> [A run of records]
** START **
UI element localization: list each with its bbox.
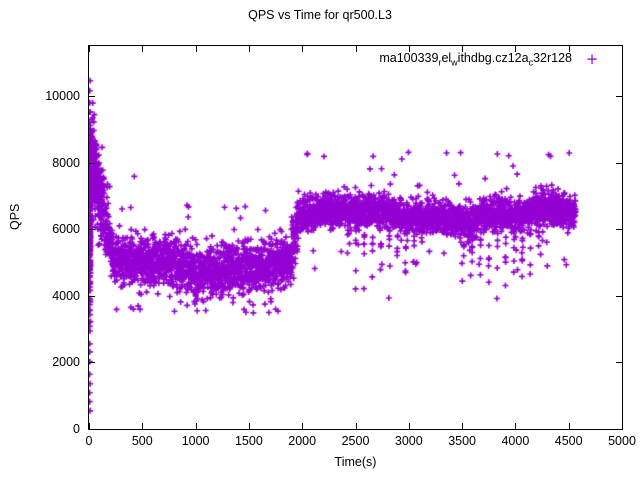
y-tick-mark xyxy=(89,296,95,297)
x-tick-mark xyxy=(515,423,516,429)
x-tick-mark xyxy=(196,46,197,52)
y-axis-title: QPS xyxy=(8,208,22,230)
x-tick-mark xyxy=(356,46,357,52)
chart-root: QPS vs Time for qr500.L3 ma100339relwith… xyxy=(0,0,640,480)
y-tick-mark xyxy=(616,96,622,97)
y-tick-mark xyxy=(89,362,95,363)
legend[interactable]: ma100339relwithdbg.cz12ac32r128 + xyxy=(379,51,612,68)
x-tick-mark xyxy=(249,46,250,52)
x-tick-mark xyxy=(622,46,623,52)
x-tick-mark xyxy=(249,423,250,429)
x-tick-label: 5000 xyxy=(587,434,640,448)
x-tick-mark xyxy=(302,423,303,429)
y-tick-mark xyxy=(616,229,622,230)
x-tick-mark xyxy=(409,423,410,429)
chart-title: QPS vs Time for qr500.L3 xyxy=(0,8,640,22)
y-tick-mark xyxy=(616,362,622,363)
x-tick-mark xyxy=(462,423,463,429)
x-tick-mark xyxy=(302,46,303,52)
legend-series-label: ma100339relwithdbg.cz12ac32r128 xyxy=(379,51,572,68)
x-tick-mark xyxy=(515,46,516,52)
legend-plus-marker: + xyxy=(572,52,612,66)
x-axis-title: Time(s) xyxy=(88,455,623,469)
x-tick-mark xyxy=(89,423,90,429)
x-tick-mark xyxy=(142,46,143,52)
y-tick-mark xyxy=(616,296,622,297)
y-tick-label: 8000 xyxy=(6,156,80,170)
plot-area: ma100339relwithdbg.cz12ac32r128 + xyxy=(88,45,623,430)
y-tick-mark xyxy=(89,163,95,164)
y-tick-mark xyxy=(616,163,622,164)
y-tick-label: 4000 xyxy=(6,289,80,303)
x-tick-mark xyxy=(142,423,143,429)
x-tick-mark xyxy=(622,423,623,429)
y-tick-mark xyxy=(616,429,622,430)
y-tick-label: 10000 xyxy=(6,89,80,103)
y-tick-mark xyxy=(89,96,95,97)
x-tick-mark xyxy=(89,46,90,52)
x-tick-mark xyxy=(569,423,570,429)
y-tick-mark xyxy=(89,429,95,430)
y-tick-mark xyxy=(89,229,95,230)
x-tick-mark xyxy=(409,46,410,52)
y-tick-label: 2000 xyxy=(6,355,80,369)
x-tick-mark xyxy=(569,46,570,52)
scatter-plot-canvas xyxy=(89,46,622,429)
x-tick-mark xyxy=(462,46,463,52)
x-tick-mark xyxy=(196,423,197,429)
x-tick-mark xyxy=(356,423,357,429)
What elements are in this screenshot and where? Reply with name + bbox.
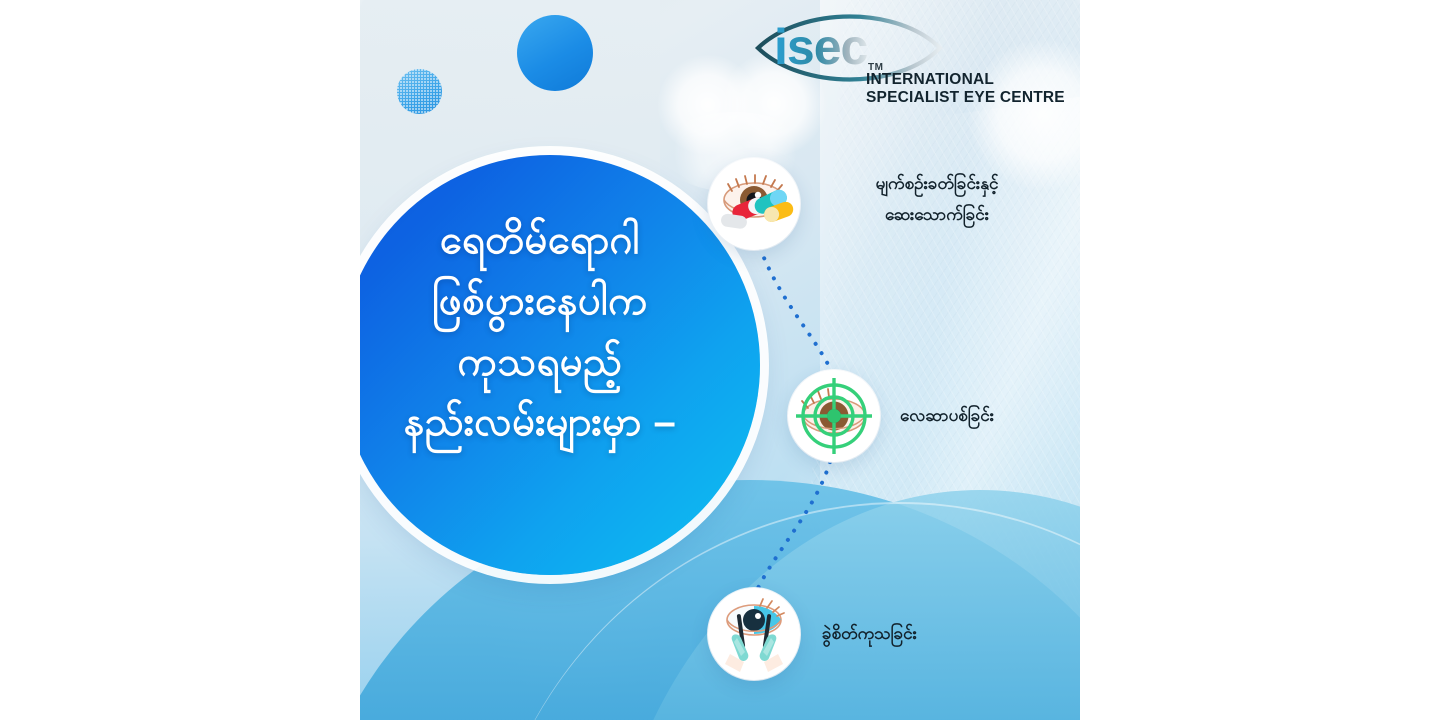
eye-with-pills-icon bbox=[708, 158, 800, 250]
treatment-label-laser-treatment: လေဆာပစ်ခြင်း bbox=[900, 400, 1080, 431]
creative-canvas: isec TM INTERNATIONAL SPECIALIST EYE CEN… bbox=[360, 0, 1080, 720]
solid-blue-circle-decoration bbox=[517, 15, 593, 91]
eye-surgery-hands-icon bbox=[708, 588, 800, 680]
treatment-icon-eye-drops-and-medication[interactable] bbox=[708, 158, 800, 250]
eye-with-laser-target-icon bbox=[788, 370, 880, 462]
treatment-icon-laser-treatment[interactable] bbox=[788, 370, 880, 462]
page-title: ရေတိမ်ရောဂါ ဖြစ်ပွားနေပါက ကုသရမည့် နည်းလ… bbox=[380, 210, 700, 453]
dotted-blue-circle-decoration bbox=[397, 69, 442, 114]
logo-company-line2: SPECIALIST EYE CENTRE bbox=[866, 89, 1065, 107]
svg-text:isec: isec bbox=[774, 19, 868, 75]
treatment-label-surgical-treatment: ခွဲစိတ်ကုသခြင်း bbox=[822, 618, 1022, 649]
logo-company-name: INTERNATIONAL SPECIALIST EYE CENTRE bbox=[866, 71, 1065, 108]
poster-root: isec TM INTERNATIONAL SPECIALIST EYE CEN… bbox=[0, 0, 1440, 720]
treatment-label-eye-drops-and-medication: မျက်စဉ်းခတ်ခြင်းနှင့် ဆေးသောက်ခြင်း bbox=[822, 168, 1052, 231]
logo-company-line1: INTERNATIONAL bbox=[866, 71, 1065, 89]
treatment-icon-surgical-treatment[interactable] bbox=[708, 588, 800, 680]
isec-logo: isec TM INTERNATIONAL SPECIALIST EYE CEN… bbox=[750, 12, 1070, 112]
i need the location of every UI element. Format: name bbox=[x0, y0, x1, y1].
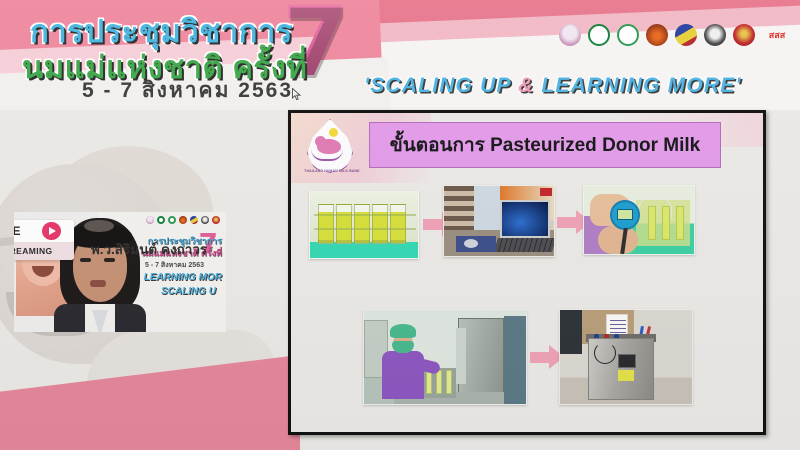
laptop-screen bbox=[502, 202, 548, 236]
royal-patronage-logo bbox=[559, 24, 581, 46]
inset-logo-7 bbox=[212, 216, 220, 224]
human-milk-bank-logo: THAILAND HUMAN MILK BANK bbox=[301, 117, 359, 179]
conference-header-banner: 7 การประชุมวิชาการ นมแม่แห่งชาติ ครั้งที… bbox=[0, 0, 800, 110]
inset-logo-4 bbox=[179, 216, 187, 224]
computer-mouse bbox=[464, 239, 478, 248]
milk-bottle-racks-photo bbox=[309, 191, 419, 259]
department-health-logo bbox=[617, 24, 639, 46]
slide-content-panel: THAILAND HUMAN MILK BANK ขั้นตอนการ Past… bbox=[288, 110, 766, 435]
live-label: VE bbox=[14, 224, 21, 238]
bottle-rack bbox=[372, 204, 388, 244]
tagline-suffix: LEARNING MORE' bbox=[534, 74, 741, 97]
inset-logo-2 bbox=[157, 216, 165, 224]
arrow-shaft bbox=[557, 217, 577, 228]
poster-red-mark bbox=[540, 188, 552, 196]
inset-logo-3 bbox=[168, 216, 176, 224]
surgical-cap bbox=[390, 324, 416, 338]
royal-college-logo bbox=[646, 24, 668, 46]
nurse-figure bbox=[382, 324, 424, 396]
hand-lower bbox=[598, 226, 638, 254]
rack-shelf-line bbox=[314, 228, 416, 230]
inset-tagline-1: LEARNING MOR bbox=[144, 272, 222, 283]
bottle-rack bbox=[318, 204, 334, 244]
inset-dates: 5 - 7 สิงหาคม 2563 bbox=[145, 260, 204, 271]
machine-dark-wall bbox=[560, 310, 582, 354]
basket-wire-handle bbox=[638, 196, 672, 218]
thermometer-data-logger-photo bbox=[583, 185, 695, 255]
laptop-workstation-photo bbox=[443, 185, 555, 257]
thermometer-display bbox=[617, 209, 633, 220]
tagline-ampersand: & bbox=[518, 74, 534, 97]
racks-green-floor bbox=[310, 242, 419, 258]
bottle-rack bbox=[390, 204, 406, 244]
thaihealth-logo: สสส bbox=[762, 24, 792, 46]
speaker-hair-highlight bbox=[84, 220, 114, 232]
ministry-health-logo bbox=[588, 24, 610, 46]
laptop-keyboard bbox=[494, 238, 555, 252]
live-video-inset[interactable]: 7 การประชุมวิชาการ นมแม่แห่งชาติ ครั้งที… bbox=[14, 212, 226, 332]
arrow-shaft bbox=[530, 352, 550, 363]
inset-logos-row bbox=[146, 216, 220, 224]
presentation-screen: 7 การประชุมวิชาการ นมแม่แห่งชาติ ครั้งที… bbox=[0, 0, 800, 450]
pasteurizer-frame bbox=[456, 328, 466, 384]
arrow-shaft bbox=[423, 219, 443, 230]
control-panel-display bbox=[618, 354, 636, 368]
sponsor-logos-row: สสส bbox=[559, 24, 792, 46]
pasteurizer-machine-photo bbox=[559, 309, 693, 405]
national-institute-logo bbox=[704, 24, 726, 46]
surgical-mask bbox=[392, 341, 414, 353]
basket-bottle bbox=[676, 206, 684, 240]
mouse-cursor bbox=[292, 88, 301, 101]
tray-bottle bbox=[436, 370, 442, 394]
bottle-rack bbox=[336, 204, 352, 244]
tray-bottle bbox=[446, 370, 452, 394]
milk-drop-highlight bbox=[329, 128, 338, 137]
tagline-prefix: 'SCALING UP bbox=[364, 74, 518, 97]
warning-label bbox=[618, 370, 634, 381]
inset-logo-6 bbox=[201, 216, 209, 224]
left-panel: 7 การประชุมวิชาการ นมแม่แห่งชาติ ครั้งที… bbox=[0, 100, 300, 450]
background-equipment bbox=[504, 316, 526, 404]
tray-bottle bbox=[426, 370, 432, 394]
logo-caption: THAILAND HUMAN MILK BANK bbox=[301, 169, 363, 173]
conference-tagline: 'SCALING UP & LEARNING MORE' bbox=[364, 74, 742, 98]
university-emblem-logo bbox=[675, 24, 697, 46]
bottle-rack bbox=[354, 204, 370, 244]
inset-logo-5 bbox=[190, 216, 198, 224]
inset-logo-1 bbox=[146, 216, 154, 224]
nurse-loading-pasteurizer-photo bbox=[363, 309, 527, 405]
inset-tagline-2: SCALING U bbox=[161, 286, 216, 297]
power-cord bbox=[594, 342, 616, 364]
speaker-name-caption: พ.ว.สิริมนต์ คงถาวร bbox=[34, 238, 264, 260]
slide-title-bar: ขั้นตอนการ Pasteurized Donor Milk bbox=[369, 122, 721, 168]
garuda-seal-logo bbox=[733, 24, 755, 46]
slide-title: ขั้นตอนการ Pasteurized Donor Milk bbox=[390, 130, 700, 160]
rack-shelf-line bbox=[314, 214, 416, 216]
speaker-mouth bbox=[90, 280, 106, 287]
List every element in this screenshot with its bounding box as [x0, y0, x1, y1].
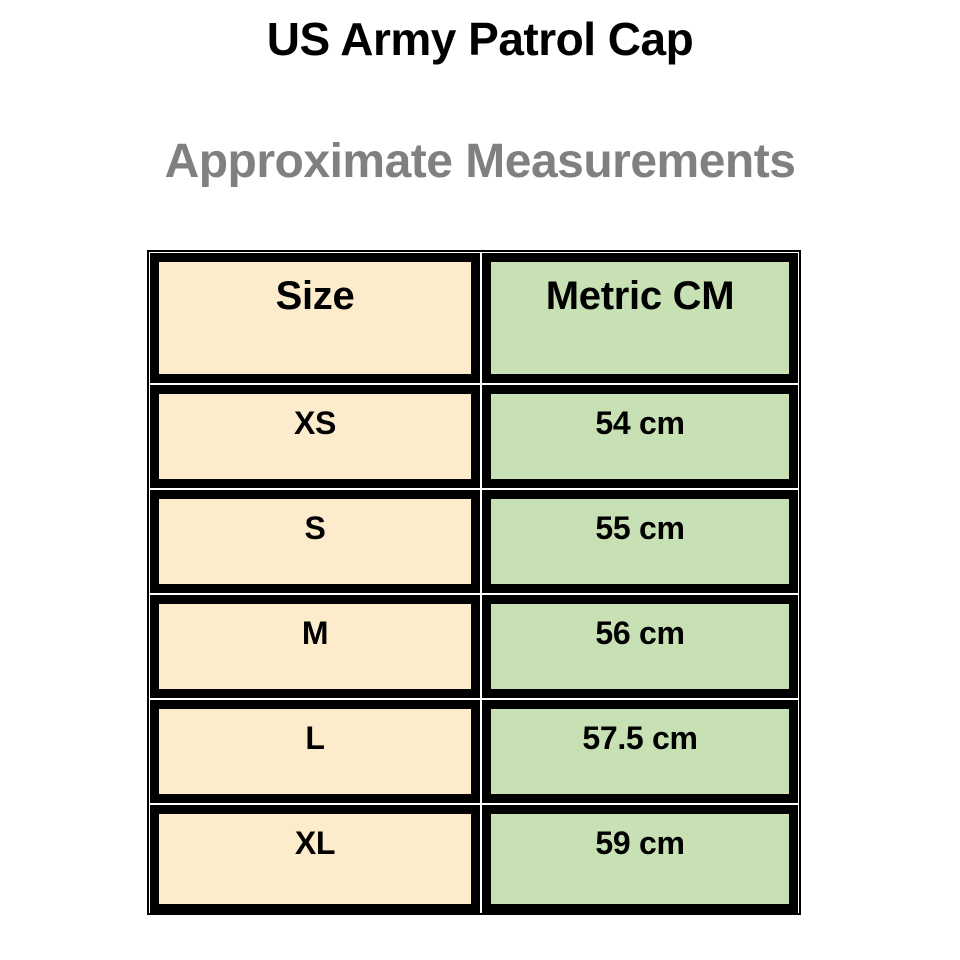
page-subtitle: Approximate Measurements: [0, 136, 960, 189]
column-header-label-size: Size: [159, 262, 471, 316]
cell-value-size: L: [159, 709, 471, 754]
cell-value-metric: 57.5 cm: [491, 709, 789, 754]
table-header-cell-size: Size: [150, 253, 480, 383]
table-cell-size: XS: [150, 385, 480, 488]
cell-value-size: S: [159, 499, 471, 544]
table-row: XS 54 cm: [150, 383, 798, 488]
table-cell-size: L: [150, 700, 480, 803]
table-cell-metric: 54 cm: [482, 385, 798, 488]
cell-value-metric: 54 cm: [491, 394, 789, 439]
table-grid: Size Metric CM XS 54 cm S 55 c: [150, 253, 798, 912]
table-cell-metric: 57.5 cm: [482, 700, 798, 803]
table-cell-size: S: [150, 490, 480, 593]
size-chart-page: US Army Patrol Cap Approximate Measureme…: [0, 0, 960, 960]
table-cell-size: M: [150, 595, 480, 698]
cell-value-metric: 55 cm: [491, 499, 789, 544]
size-chart-table: Size Metric CM XS 54 cm S 55 c: [147, 250, 801, 915]
table-cell-metric: 59 cm: [482, 805, 798, 913]
column-header-label-metric: Metric CM: [491, 262, 789, 316]
table-header-row: Size Metric CM: [150, 253, 798, 383]
table-row: XL 59 cm: [150, 803, 798, 913]
cell-value-size: M: [159, 604, 471, 649]
table-header-cell-metric: Metric CM: [482, 253, 798, 383]
cell-value-size: XS: [159, 394, 471, 439]
table-row: S 55 cm: [150, 488, 798, 593]
table-cell-metric: 56 cm: [482, 595, 798, 698]
cell-value-size: XL: [159, 814, 471, 859]
cell-value-metric: 59 cm: [491, 814, 789, 859]
table-row: M 56 cm: [150, 593, 798, 698]
page-title: US Army Patrol Cap: [0, 14, 960, 65]
table-cell-size: XL: [150, 805, 480, 913]
cell-value-metric: 56 cm: [491, 604, 789, 649]
table-cell-metric: 55 cm: [482, 490, 798, 593]
table-row: L 57.5 cm: [150, 698, 798, 803]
** END **
Copy the material above verbatim, from the line containing "y-tick-mark xyxy=(89,296,95,297)" through the line containing "x-tick-mark xyxy=(249,423,250,429)", with both of those lines included.

y-tick-mark xyxy=(89,296,95,297)
x-tick-mark xyxy=(515,423,516,429)
x-tick-mark xyxy=(196,46,197,52)
y-axis-title: QPS xyxy=(8,208,22,230)
x-tick-mark xyxy=(356,46,357,52)
chart-root: QPS vs Time for qr500.L3 ma100339relwith… xyxy=(0,0,640,480)
y-tick-mark xyxy=(616,96,622,97)
y-tick-mark xyxy=(89,362,95,363)
legend[interactable]: ma100339relwithdbg.cz12ac32r128 + xyxy=(379,51,612,68)
x-tick-mark xyxy=(249,46,250,52)
x-tick-mark xyxy=(622,46,623,52)
x-tick-mark xyxy=(249,423,250,429)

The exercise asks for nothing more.